» Work required
Identify each line below that contains the word "JSON", and copy it out.

[start Stored data]

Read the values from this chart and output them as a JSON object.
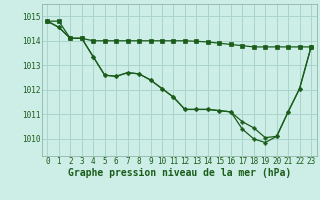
{
  "title": "Graphe pression niveau de la mer (hPa)",
  "hours": [
    0,
    1,
    2,
    3,
    4,
    5,
    6,
    7,
    8,
    9,
    10,
    11,
    12,
    13,
    14,
    15,
    16,
    17,
    18,
    19,
    20,
    21,
    22,
    23
  ],
  "ylim": [
    1009.3,
    1015.5
  ],
  "yticks": [
    1010,
    1011,
    1012,
    1013,
    1014,
    1015
  ],
  "background_color": "#cceee6",
  "grid_color": "#aad4cc",
  "line_color": "#1a5c1a",
  "series": {
    "line1": [
      1014.8,
      1014.8,
      1014.1,
      1014.1,
      1014.0,
      1014.0,
      1014.0,
      1014.0,
      1014.0,
      1014.0,
      1014.0,
      1014.0,
      1014.0,
      1013.98,
      1013.95,
      1013.9,
      1013.85,
      1013.8,
      1013.75,
      1013.75,
      1013.75,
      1013.75,
      1013.75,
      1013.75
    ],
    "line2": [
      1014.8,
      1014.55,
      1014.1,
      1014.1,
      1013.35,
      1012.6,
      1012.55,
      1012.7,
      1012.65,
      1012.4,
      1012.05,
      1011.7,
      1011.2,
      1011.2,
      1011.2,
      1011.15,
      1011.1,
      1010.7,
      1010.45,
      1010.05,
      1010.1,
      1011.1,
      1012.05,
      1013.75
    ],
    "line3": [
      1014.8,
      1014.55,
      1014.1,
      1014.1,
      1013.35,
      1012.6,
      1012.55,
      1012.7,
      1012.65,
      1012.4,
      1012.05,
      1011.7,
      1011.2,
      1011.2,
      1011.2,
      1011.15,
      1011.1,
      1010.4,
      1010.0,
      1009.85,
      1010.1,
      1011.1,
      1012.05,
      1013.75
    ]
  },
  "marker_size": 2.5,
  "linewidth": 0.9,
  "title_fontsize": 7,
  "tick_fontsize": 5.5
}
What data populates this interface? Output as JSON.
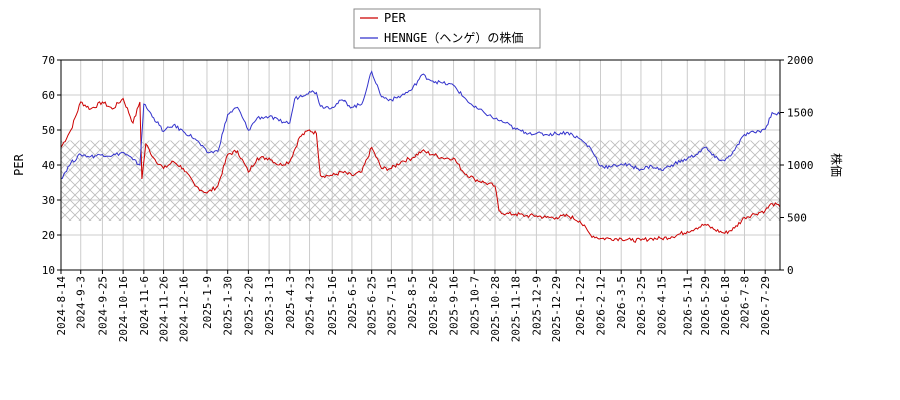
{
  "chart_data": {
    "type": "line",
    "title": "",
    "xlabel": "",
    "ylabel_left": "PER",
    "ylabel_right": "株価",
    "ylim_left": [
      10,
      70
    ],
    "ylim_right": [
      0,
      2000
    ],
    "yticks_left": [
      10,
      20,
      30,
      40,
      50,
      60,
      70
    ],
    "yticks_right": [
      0,
      500,
      1000,
      1500,
      2000
    ],
    "x_tick_labels": [
      "2024-8-14",
      "2024-9-3",
      "2024-9-25",
      "2024-10-16",
      "2024-11-6",
      "2024-11-26",
      "2024-12-16",
      "2025-1-9",
      "2025-1-30",
      "2025-2-20",
      "2025-3-13",
      "2025-4-3",
      "2025-4-23",
      "2025-5-16",
      "2025-6-5",
      "2025-6-25",
      "2025-7-15",
      "2025-8-5",
      "2025-8-26",
      "2025-9-16",
      "2025-10-7",
      "2025-10-28",
      "2025-11-18",
      "2025-12-9",
      "2025-12-29",
      "2026-1-22",
      "2026-2-12",
      "2026-3-5",
      "2026-3-25",
      "2026-4-15",
      "2026-5-11",
      "2026-5-29",
      "2026-6-18",
      "2026-7-8",
      "2026-7-29"
    ],
    "x_start": "2024-8-14",
    "x_end": "2026-8-13",
    "grid": true,
    "legend_position": "top-center",
    "hatched_band_left": [
      24,
      47
    ],
    "series": [
      {
        "name": "PER",
        "color": "#cc0000",
        "axis": "left",
        "points": [
          [
            "2024-8-14",
            45
          ],
          [
            "2024-8-24",
            50
          ],
          [
            "2024-9-3",
            58
          ],
          [
            "2024-9-13",
            56
          ],
          [
            "2024-9-25",
            58
          ],
          [
            "2024-10-5",
            56
          ],
          [
            "2024-10-16",
            59
          ],
          [
            "2024-10-26",
            52
          ],
          [
            "2024-11-2",
            58
          ],
          [
            "2024-11-4",
            36
          ],
          [
            "2024-11-8",
            46
          ],
          [
            "2024-11-16",
            42
          ],
          [
            "2024-11-26",
            39
          ],
          [
            "2024-12-6",
            41
          ],
          [
            "2024-12-16",
            39
          ],
          [
            "2024-12-28",
            34
          ],
          [
            "2025-1-9",
            32
          ],
          [
            "2025-1-20",
            34
          ],
          [
            "2025-1-30",
            43
          ],
          [
            "2025-2-9",
            44
          ],
          [
            "2025-2-20",
            38
          ],
          [
            "2025-3-1",
            42
          ],
          [
            "2025-3-13",
            42
          ],
          [
            "2025-3-23",
            40
          ],
          [
            "2025-4-3",
            41
          ],
          [
            "2025-4-13",
            48
          ],
          [
            "2025-4-23",
            50
          ],
          [
            "2025-4-30",
            49
          ],
          [
            "2025-5-4",
            37
          ],
          [
            "2025-5-16",
            37
          ],
          [
            "2025-5-26",
            38
          ],
          [
            "2025-6-5",
            37
          ],
          [
            "2025-6-15",
            38
          ],
          [
            "2025-6-25",
            45
          ],
          [
            "2025-7-5",
            39
          ],
          [
            "2025-7-15",
            39
          ],
          [
            "2025-7-25",
            41
          ],
          [
            "2025-8-5",
            42
          ],
          [
            "2025-8-15",
            44
          ],
          [
            "2025-8-26",
            43
          ],
          [
            "2025-9-5",
            42
          ],
          [
            "2025-9-16",
            42
          ],
          [
            "2025-9-26",
            38
          ],
          [
            "2025-10-7",
            36
          ],
          [
            "2025-10-17",
            35
          ],
          [
            "2025-10-28",
            34
          ],
          [
            "2025-11-1",
            27
          ],
          [
            "2025-11-8",
            26
          ],
          [
            "2025-11-18",
            26
          ],
          [
            "2025-11-28",
            25.5
          ],
          [
            "2025-12-9",
            25.5
          ],
          [
            "2025-12-19",
            25
          ],
          [
            "2025-12-29",
            25
          ],
          [
            "2026-1-10",
            25.5
          ],
          [
            "2026-1-22",
            24
          ],
          [
            "2026-2-2",
            20
          ],
          [
            "2026-2-12",
            19
          ],
          [
            "2026-2-22",
            19
          ],
          [
            "2026-3-5",
            19
          ],
          [
            "2026-3-15",
            18.5
          ],
          [
            "2026-3-25",
            18.5
          ],
          [
            "2026-4-5",
            19
          ],
          [
            "2026-4-15",
            19
          ],
          [
            "2026-4-25",
            19.5
          ],
          [
            "2026-5-11",
            21
          ],
          [
            "2026-5-20",
            22
          ],
          [
            "2026-5-29",
            23
          ],
          [
            "2026-6-8",
            21.5
          ],
          [
            "2026-6-18",
            20.5
          ],
          [
            "2026-6-28",
            22
          ],
          [
            "2026-7-8",
            25
          ],
          [
            "2026-7-18",
            26
          ],
          [
            "2026-7-29",
            27
          ],
          [
            "2026-8-5",
            29
          ],
          [
            "2026-8-13",
            28
          ]
        ]
      },
      {
        "name": "HENNGE（ヘンゲ）の株価",
        "color": "#3333cc",
        "axis": "right",
        "points": [
          [
            "2024-8-14",
            870
          ],
          [
            "2024-8-24",
            1020
          ],
          [
            "2024-9-3",
            1100
          ],
          [
            "2024-9-13",
            1080
          ],
          [
            "2024-9-25",
            1100
          ],
          [
            "2024-10-5",
            1090
          ],
          [
            "2024-10-16",
            1120
          ],
          [
            "2024-10-26",
            1050
          ],
          [
            "2024-11-2",
            1000
          ],
          [
            "2024-11-6",
            1580
          ],
          [
            "2024-11-16",
            1450
          ],
          [
            "2024-11-26",
            1320
          ],
          [
            "2024-12-6",
            1380
          ],
          [
            "2024-12-16",
            1320
          ],
          [
            "2024-12-28",
            1250
          ],
          [
            "2025-1-9",
            1120
          ],
          [
            "2025-1-20",
            1130
          ],
          [
            "2025-1-30",
            1480
          ],
          [
            "2025-2-9",
            1550
          ],
          [
            "2025-2-20",
            1330
          ],
          [
            "2025-3-1",
            1450
          ],
          [
            "2025-3-13",
            1460
          ],
          [
            "2025-3-23",
            1420
          ],
          [
            "2025-4-3",
            1400
          ],
          [
            "2025-4-8",
            1630
          ],
          [
            "2025-4-23",
            1700
          ],
          [
            "2025-4-30",
            1690
          ],
          [
            "2025-5-4",
            1560
          ],
          [
            "2025-5-16",
            1550
          ],
          [
            "2025-5-26",
            1620
          ],
          [
            "2025-6-5",
            1550
          ],
          [
            "2025-6-15",
            1580
          ],
          [
            "2025-6-25",
            1890
          ],
          [
            "2025-7-5",
            1650
          ],
          [
            "2025-7-15",
            1620
          ],
          [
            "2025-7-25",
            1660
          ],
          [
            "2025-8-5",
            1720
          ],
          [
            "2025-8-15",
            1860
          ],
          [
            "2025-8-26",
            1800
          ],
          [
            "2025-9-5",
            1780
          ],
          [
            "2025-9-16",
            1760
          ],
          [
            "2025-9-26",
            1650
          ],
          [
            "2025-10-7",
            1550
          ],
          [
            "2025-10-17",
            1500
          ],
          [
            "2025-10-28",
            1440
          ],
          [
            "2025-11-8",
            1400
          ],
          [
            "2025-11-18",
            1340
          ],
          [
            "2025-11-28",
            1310
          ],
          [
            "2025-12-9",
            1300
          ],
          [
            "2025-12-19",
            1290
          ],
          [
            "2025-12-29",
            1300
          ],
          [
            "2026-1-10",
            1310
          ],
          [
            "2026-1-22",
            1250
          ],
          [
            "2026-2-2",
            1160
          ],
          [
            "2026-2-12",
            990
          ],
          [
            "2026-2-22",
            980
          ],
          [
            "2026-3-5",
            1010
          ],
          [
            "2026-3-15",
            990
          ],
          [
            "2026-3-25",
            960
          ],
          [
            "2026-4-5",
            990
          ],
          [
            "2026-4-15",
            950
          ],
          [
            "2026-4-25",
            1000
          ],
          [
            "2026-5-11",
            1060
          ],
          [
            "2026-5-20",
            1100
          ],
          [
            "2026-5-29",
            1170
          ],
          [
            "2026-6-8",
            1070
          ],
          [
            "2026-6-18",
            1040
          ],
          [
            "2026-6-28",
            1140
          ],
          [
            "2026-7-8",
            1290
          ],
          [
            "2026-7-18",
            1310
          ],
          [
            "2026-7-29",
            1340
          ],
          [
            "2026-8-5",
            1500
          ],
          [
            "2026-8-13",
            1480
          ]
        ]
      }
    ]
  }
}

[end Stored data]

» Correct result
Read the values from this chart and output them as a JSON object.
What data populates this interface? Output as JSON.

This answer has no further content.